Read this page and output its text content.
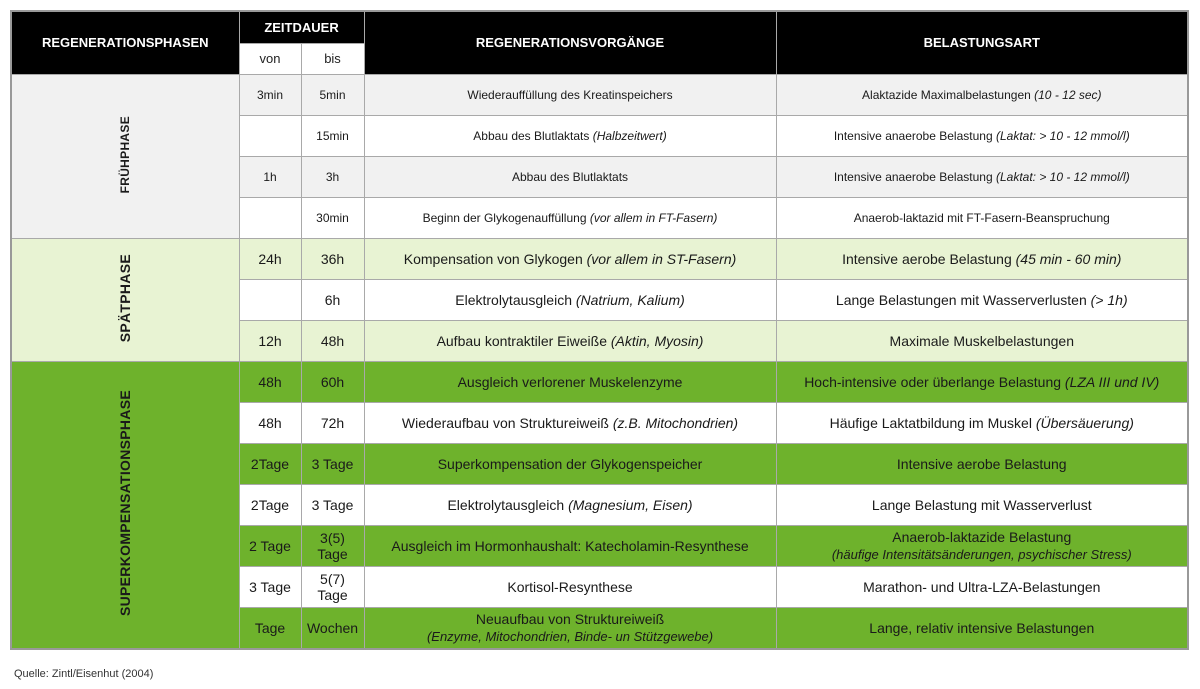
REGENERATIONSPHASEN	ZEITDAUER		REGENERATIONSVORGÄNGE	BELASTUNGSART
	von	bis		
FRÜHPHASE	3min	5min	Wiederauffüllung des Kreatinspeichers	Alaktazide Maximalbelastungen (10 - 12 sec)
		15min	Abbau des Blutlaktats (Halbzeitwert)	Intensive anaerobe Belastung (Laktat: > 10 - 12 mmol/l)
	1h	3h	Abbau des Blutlaktats	Intensive anaerobe Belastung (Laktat: > 10 - 12 mmol/l)
		30min	Beginn der Glykogenauffüllung (vor allem in FT-Fasern)	Anaerob-laktazid mit FT-Fasern-Beanspruchung
SPÄTPHASE	24h	36h	Kompensation von Glykogen (vor allem in ST-Fasern)	Intensive aerobe Belastung (45 min - 60 min)
		6h	Elektrolytausgleich (Natrium, Kalium)	Lange Belastungen mit Wasserverlusten (> 1h)
	12h	48h	Aufbau kontraktiler Eiweiße (Aktin, Myosin)	Maximale Muskelbelastungen
SUPERKOMPENSATIONSPHASE	48h	60h	Ausgleich verlorener Muskelenzyme	Hoch-intensive oder überlange Belastung (LZA III und IV)
	48h	72h	Wiederaufbau von Struktureiweiß (z.B. Mitochondrien)	Häufige Laktatbildung im Muskel (Übersäuerung)
	2Tage	3 Tage	Superkompensation der Glykogenspeicher	Intensive aerobe Belastung
	2Tage	3 Tage	Elektrolytausgleich (Magnesium, Eisen)	Lange Belastung mit Wasserverlust
	2 Tage	3(5) Tage	Ausgleich im Hormonhaushalt: Katecholamin-Resynthese	Anaerob-laktazide Belastung
(häufige Intensitätsänderungen, psychischer Stress)
	3 Tage	5(7) Tage	Kortisol-Resynthese	Marathon- und Ultra-LZA-Belastungen
	Tage	Wochen	Neuaufbau von Struktureiweiß
(Enzyme, Mitochondrien, Binde- un Stützgewebe)	Lange, relativ intensive Belastungen
Quelle: Zintl/Eisenhut (2004)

============

> [TASK ITEM]
Extract each line from the entries above that contains the string "Resynthese".

> [EXERCISE OUTPUT]
	2 Tage	3(5) Tage	Ausgleich im Hormonhaushalt: Katecholamin-Resynthese	Anaerob-laktazide Belastung
	3 Tage	5(7) Tage	Kortisol-Resynthese	Marathon- und Ultra-LZA-Belastungen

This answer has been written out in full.